• **WORK TO BE COMPLETED**
Restate each entry word for word. Keep every detail intact.

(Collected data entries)
*** Block opens ***
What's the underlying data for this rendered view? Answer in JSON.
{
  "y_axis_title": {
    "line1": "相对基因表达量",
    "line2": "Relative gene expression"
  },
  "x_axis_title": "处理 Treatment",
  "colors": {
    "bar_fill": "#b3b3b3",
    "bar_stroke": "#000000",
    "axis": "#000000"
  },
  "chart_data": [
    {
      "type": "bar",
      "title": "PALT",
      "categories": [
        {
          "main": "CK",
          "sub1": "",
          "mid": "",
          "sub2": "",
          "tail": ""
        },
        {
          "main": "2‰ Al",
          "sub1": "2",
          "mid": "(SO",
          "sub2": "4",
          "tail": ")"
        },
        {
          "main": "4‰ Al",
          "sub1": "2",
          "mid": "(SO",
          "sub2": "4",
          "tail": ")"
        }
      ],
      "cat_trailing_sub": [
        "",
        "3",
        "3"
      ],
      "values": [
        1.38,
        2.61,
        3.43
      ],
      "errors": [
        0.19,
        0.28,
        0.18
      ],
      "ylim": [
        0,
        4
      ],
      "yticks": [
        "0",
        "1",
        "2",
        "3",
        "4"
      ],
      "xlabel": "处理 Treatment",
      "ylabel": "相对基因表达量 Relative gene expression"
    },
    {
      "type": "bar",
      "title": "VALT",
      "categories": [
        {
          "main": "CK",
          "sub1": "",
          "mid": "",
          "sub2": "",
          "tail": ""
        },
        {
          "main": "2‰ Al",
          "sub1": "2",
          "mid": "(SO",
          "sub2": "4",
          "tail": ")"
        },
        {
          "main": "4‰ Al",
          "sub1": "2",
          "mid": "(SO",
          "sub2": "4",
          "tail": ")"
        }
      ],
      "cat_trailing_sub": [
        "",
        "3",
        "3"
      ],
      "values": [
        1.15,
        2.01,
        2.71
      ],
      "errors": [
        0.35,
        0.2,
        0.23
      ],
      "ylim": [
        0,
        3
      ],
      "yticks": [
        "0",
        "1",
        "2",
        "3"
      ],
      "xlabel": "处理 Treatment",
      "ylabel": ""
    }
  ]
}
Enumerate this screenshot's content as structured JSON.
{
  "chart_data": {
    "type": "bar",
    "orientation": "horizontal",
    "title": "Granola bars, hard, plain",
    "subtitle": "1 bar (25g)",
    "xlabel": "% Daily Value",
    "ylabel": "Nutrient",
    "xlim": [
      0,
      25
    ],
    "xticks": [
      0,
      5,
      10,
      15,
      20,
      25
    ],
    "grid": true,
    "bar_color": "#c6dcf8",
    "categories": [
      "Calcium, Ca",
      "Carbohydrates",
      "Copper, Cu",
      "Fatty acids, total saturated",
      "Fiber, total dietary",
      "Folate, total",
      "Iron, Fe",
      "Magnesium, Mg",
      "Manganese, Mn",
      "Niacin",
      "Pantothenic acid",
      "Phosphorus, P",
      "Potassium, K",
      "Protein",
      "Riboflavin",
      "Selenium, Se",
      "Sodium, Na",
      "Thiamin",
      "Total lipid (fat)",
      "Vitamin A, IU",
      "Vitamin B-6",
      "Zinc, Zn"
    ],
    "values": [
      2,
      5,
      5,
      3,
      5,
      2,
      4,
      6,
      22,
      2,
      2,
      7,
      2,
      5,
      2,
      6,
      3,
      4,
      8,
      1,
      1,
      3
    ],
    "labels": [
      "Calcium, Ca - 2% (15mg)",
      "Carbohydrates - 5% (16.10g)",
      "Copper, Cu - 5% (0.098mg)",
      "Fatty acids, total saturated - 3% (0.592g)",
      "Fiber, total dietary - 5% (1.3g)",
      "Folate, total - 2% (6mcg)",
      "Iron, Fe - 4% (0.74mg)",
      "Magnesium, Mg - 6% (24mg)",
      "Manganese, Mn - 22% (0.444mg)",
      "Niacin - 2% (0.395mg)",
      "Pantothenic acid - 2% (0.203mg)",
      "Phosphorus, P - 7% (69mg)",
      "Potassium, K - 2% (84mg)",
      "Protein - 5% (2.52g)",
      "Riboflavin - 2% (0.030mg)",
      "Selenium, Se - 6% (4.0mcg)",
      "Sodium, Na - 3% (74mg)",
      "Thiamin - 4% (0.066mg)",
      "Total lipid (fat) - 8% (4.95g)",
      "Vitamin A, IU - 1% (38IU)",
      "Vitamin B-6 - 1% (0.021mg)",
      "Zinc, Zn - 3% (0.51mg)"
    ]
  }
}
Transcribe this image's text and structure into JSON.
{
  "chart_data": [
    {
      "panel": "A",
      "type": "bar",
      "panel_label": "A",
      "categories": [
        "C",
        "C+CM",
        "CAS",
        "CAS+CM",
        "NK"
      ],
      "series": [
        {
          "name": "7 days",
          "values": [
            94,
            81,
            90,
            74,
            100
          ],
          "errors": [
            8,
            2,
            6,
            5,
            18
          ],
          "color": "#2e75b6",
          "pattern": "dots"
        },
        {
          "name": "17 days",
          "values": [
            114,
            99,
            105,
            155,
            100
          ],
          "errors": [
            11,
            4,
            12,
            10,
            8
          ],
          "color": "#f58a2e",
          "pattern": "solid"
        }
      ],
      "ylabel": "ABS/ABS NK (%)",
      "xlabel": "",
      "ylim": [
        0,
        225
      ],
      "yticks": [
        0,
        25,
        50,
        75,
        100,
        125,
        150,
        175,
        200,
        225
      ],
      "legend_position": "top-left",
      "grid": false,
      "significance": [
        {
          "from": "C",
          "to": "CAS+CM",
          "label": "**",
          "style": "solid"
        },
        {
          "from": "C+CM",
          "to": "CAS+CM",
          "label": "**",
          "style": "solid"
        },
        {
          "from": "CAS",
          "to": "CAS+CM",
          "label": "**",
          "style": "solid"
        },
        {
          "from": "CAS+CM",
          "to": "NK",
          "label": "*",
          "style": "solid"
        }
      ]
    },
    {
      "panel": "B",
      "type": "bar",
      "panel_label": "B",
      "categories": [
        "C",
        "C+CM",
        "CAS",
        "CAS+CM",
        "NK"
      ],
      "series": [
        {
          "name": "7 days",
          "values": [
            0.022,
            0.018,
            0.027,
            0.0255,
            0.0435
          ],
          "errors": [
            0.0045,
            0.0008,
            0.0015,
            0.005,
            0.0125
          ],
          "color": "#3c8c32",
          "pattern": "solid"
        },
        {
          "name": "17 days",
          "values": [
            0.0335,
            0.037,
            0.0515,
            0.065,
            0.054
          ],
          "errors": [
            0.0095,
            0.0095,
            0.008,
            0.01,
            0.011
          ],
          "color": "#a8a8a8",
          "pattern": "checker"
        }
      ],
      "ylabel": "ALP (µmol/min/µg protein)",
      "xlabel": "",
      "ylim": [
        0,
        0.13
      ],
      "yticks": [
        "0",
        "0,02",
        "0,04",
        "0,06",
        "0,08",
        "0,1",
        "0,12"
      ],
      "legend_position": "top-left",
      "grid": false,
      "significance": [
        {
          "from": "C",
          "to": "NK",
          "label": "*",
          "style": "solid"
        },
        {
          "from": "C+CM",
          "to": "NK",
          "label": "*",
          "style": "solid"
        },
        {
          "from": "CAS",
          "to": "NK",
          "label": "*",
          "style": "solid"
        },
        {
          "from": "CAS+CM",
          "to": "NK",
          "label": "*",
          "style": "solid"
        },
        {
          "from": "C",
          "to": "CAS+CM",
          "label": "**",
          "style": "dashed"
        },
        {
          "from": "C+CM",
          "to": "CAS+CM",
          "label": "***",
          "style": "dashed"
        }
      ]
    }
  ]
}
*** Block closes ***
• **RESPONSE FOR THIS EXERCISE**
What's the underlying data for this rendered view? Answer in JSON.
{
  "y_axis_title": {
    "line1": "相对基因表达量",
    "line2": "Relative gene expression"
  },
  "x_axis_title": "处理 Treatment",
  "colors": {
    "bar_fill": "#b3b3b3",
    "bar_stroke": "#000000",
    "axis": "#000000"
  },
  "chart_data": [
    {
      "type": "bar",
      "title": "PALT",
      "categories": [
        {
          "main": "CK",
          "sub1": "",
          "mid": "",
          "sub2": "",
          "tail": ""
        },
        {
          "main": "2‰ Al",
          "sub1": "2",
          "mid": "(SO",
          "sub2": "4",
          "tail": ")"
        },
        {
          "main": "4‰ Al",
          "sub1": "2",
          "mid": "(SO",
          "sub2": "4",
          "tail": ")"
        }
      ],
      "cat_trailing_sub": [
        "",
        "3",
        "3"
      ],
      "values": [
        1.38,
        2.61,
        3.43
      ],
      "errors": [
        0.19,
        0.28,
        0.18
      ],
      "ylim": [
        0,
        4
      ],
      "yticks": [
        "0",
        "1",
        "2",
        "3",
        "4"
      ],
      "xlabel": "处理 Treatment",
      "ylabel": "相对基因表达量 Relative gene expression"
    },
    {
      "type": "bar",
      "title": "VALT",
      "categories": [
        {
          "main": "CK",
          "sub1": "",
          "mid": "",
          "sub2": "",
          "tail": ""
        },
        {
          "main": "2‰ Al",
          "sub1": "2",
          "mid": "(SO",
          "sub2": "4",
          "tail": ")"
        },
        {
          "main": "4‰ Al",
          "sub1": "2",
          "mid": "(SO",
          "sub2": "4",
          "tail": ")"
        }
      ],
      "cat_trailing_sub": [
        "",
        "3",
        "3"
      ],
      "values": [
        1.15,
        2.01,
        2.71
      ],
      "errors": [
        0.35,
        0.2,
        0.23
      ],
      "ylim": [
        0,
        3
      ],
      "yticks": [
        "0",
        "1",
        "2",
        "3"
      ],
      "xlabel": "处理 Treatment",
      "ylabel": ""
    }
  ]
}
Enumerate this screenshot's content as structured JSON.
{
  "chart_data": {
    "type": "bar",
    "orientation": "horizontal",
    "title": "Granola bars, hard, plain",
    "subtitle": "1 bar (25g)",
    "xlabel": "% Daily Value",
    "ylabel": "Nutrient",
    "xlim": [
      0,
      25
    ],
    "xticks": [
      0,
      5,
      10,
      15,
      20,
      25
    ],
    "grid": true,
    "bar_color": "#c6dcf8",
    "categories": [
      "Calcium, Ca",
      "Carbohydrates",
      "Copper, Cu",
      "Fatty acids, total saturated",
      "Fiber, total dietary",
      "Folate, total",
      "Iron, Fe",
      "Magnesium, Mg",
      "Manganese, Mn",
      "Niacin",
      "Pantothenic acid",
      "Phosphorus, P",
      "Potassium, K",
      "Protein",
      "Riboflavin",
      "Selenium, Se",
      "Sodium, Na",
      "Thiamin",
      "Total lipid (fat)",
      "Vitamin A, IU",
      "Vitamin B-6",
      "Zinc, Zn"
    ],
    "values": [
      2,
      5,
      5,
      3,
      5,
      2,
      4,
      6,
      22,
      2,
      2,
      7,
      2,
      5,
      2,
      6,
      3,
      4,
      8,
      1,
      1,
      3
    ],
    "labels": [
      "Calcium, Ca - 2% (15mg)",
      "Carbohydrates - 5% (16.10g)",
      "Copper, Cu - 5% (0.098mg)",
      "Fatty acids, total saturated - 3% (0.592g)",
      "Fiber, total dietary - 5% (1.3g)",
      "Folate, total - 2% (6mcg)",
      "Iron, Fe - 4% (0.74mg)",
      "Magnesium, Mg - 6% (24mg)",
      "Manganese, Mn - 22% (0.444mg)",
      "Niacin - 2% (0.395mg)",
      "Pantothenic acid - 2% (0.203mg)",
      "Phosphorus, P - 7% (69mg)",
      "Potassium, K - 2% (84mg)",
      "Protein - 5% (2.52g)",
      "Riboflavin - 2% (0.030mg)",
      "Selenium, Se - 6% (4.0mcg)",
      "Sodium, Na - 3% (74mg)",
      "Thiamin - 4% (0.066mg)",
      "Total lipid (fat) - 8% (4.95g)",
      "Vitamin A, IU - 1% (38IU)",
      "Vitamin B-6 - 1% (0.021mg)",
      "Zinc, Zn - 3% (0.51mg)"
    ]
  }
}
Transcribe this image's text and structure into JSON.
{
  "chart_data": [
    {
      "panel": "A",
      "type": "bar",
      "panel_label": "A",
      "categories": [
        "C",
        "C+CM",
        "CAS",
        "CAS+CM",
        "NK"
      ],
      "series": [
        {
          "name": "7 days",
          "values": [
            94,
            81,
            90,
            74,
            100
          ],
          "errors": [
            8,
            2,
            6,
            5,
            18
          ],
          "color": "#2e75b6",
          "pattern": "dots"
        },
        {
          "name": "17 days",
          "values": [
            114,
            99,
            105,
            155,
            100
          ],
          "errors": [
            11,
            4,
            12,
            10,
            8
          ],
          "color": "#f58a2e",
          "pattern": "solid"
        }
      ],
      "ylabel": "ABS/ABS NK (%)",
      "xlabel": "",
      "ylim": [
        0,
        225
      ],
      "yticks": [
        0,
        25,
        50,
        75,
        100,
        125,
        150,
        175,
        200,
        225
      ],
      "legend_position": "top-left",
      "grid": false,
      "significance": [
        {
          "from": "C",
          "to": "CAS+CM",
          "label": "**",
          "style": "solid"
        },
        {
          "from": "C+CM",
          "to": "CAS+CM",
          "label": "**",
          "style": "solid"
        },
        {
          "from": "CAS",
          "to": "CAS+CM",
          "label": "**",
          "style": "solid"
        },
        {
          "from": "CAS+CM",
          "to": "NK",
          "label": "*",
          "style": "solid"
        }
      ]
    },
    {
      "panel": "B",
      "type": "bar",
      "panel_label": "B",
      "categories": [
        "C",
        "C+CM",
        "CAS",
        "CAS+CM",
        "NK"
      ],
      "series": [
        {
          "name": "7 days",
          "values": [
            0.022,
            0.018,
            0.027,
            0.0255,
            0.0435
          ],
          "errors": [
            0.0045,
            0.0008,
            0.0015,
            0.005,
            0.0125
          ],
          "color": "#3c8c32",
          "pattern": "solid"
        },
        {
          "name": "17 days",
          "values": [
            0.0335,
            0.037,
            0.0515,
            0.065,
            0.054
          ],
          "errors": [
            0.0095,
            0.0095,
            0.008,
            0.01,
            0.011
          ],
          "color": "#a8a8a8",
          "pattern": "checker"
        }
      ],
      "ylabel": "ALP (µmol/min/µg protein)",
      "xlabel": "",
      "ylim": [
        0,
        0.13
      ],
      "yticks": [
        "0",
        "0,02",
        "0,04",
        "0,06",
        "0,08",
        "0,1",
        "0,12"
      ],
      "legend_position": "top-left",
      "grid": false,
      "significance": [
        {
          "from": "C",
          "to": "NK",
          "label": "*",
          "style": "solid"
        },
        {
          "from": "C+CM",
          "to": "NK",
          "label": "*",
          "style": "solid"
        },
        {
          "from": "CAS",
          "to": "NK",
          "label": "*",
          "style": "solid"
        },
        {
          "from": "CAS+CM",
          "to": "NK",
          "label": "*",
          "style": "solid"
        },
        {
          "from": "C",
          "to": "CAS+CM",
          "label": "**",
          "style": "dashed"
        },
        {
          "from": "C+CM",
          "to": "CAS+CM",
          "label": "***",
          "style": "dashed"
        }
      ]
    }
  ]
}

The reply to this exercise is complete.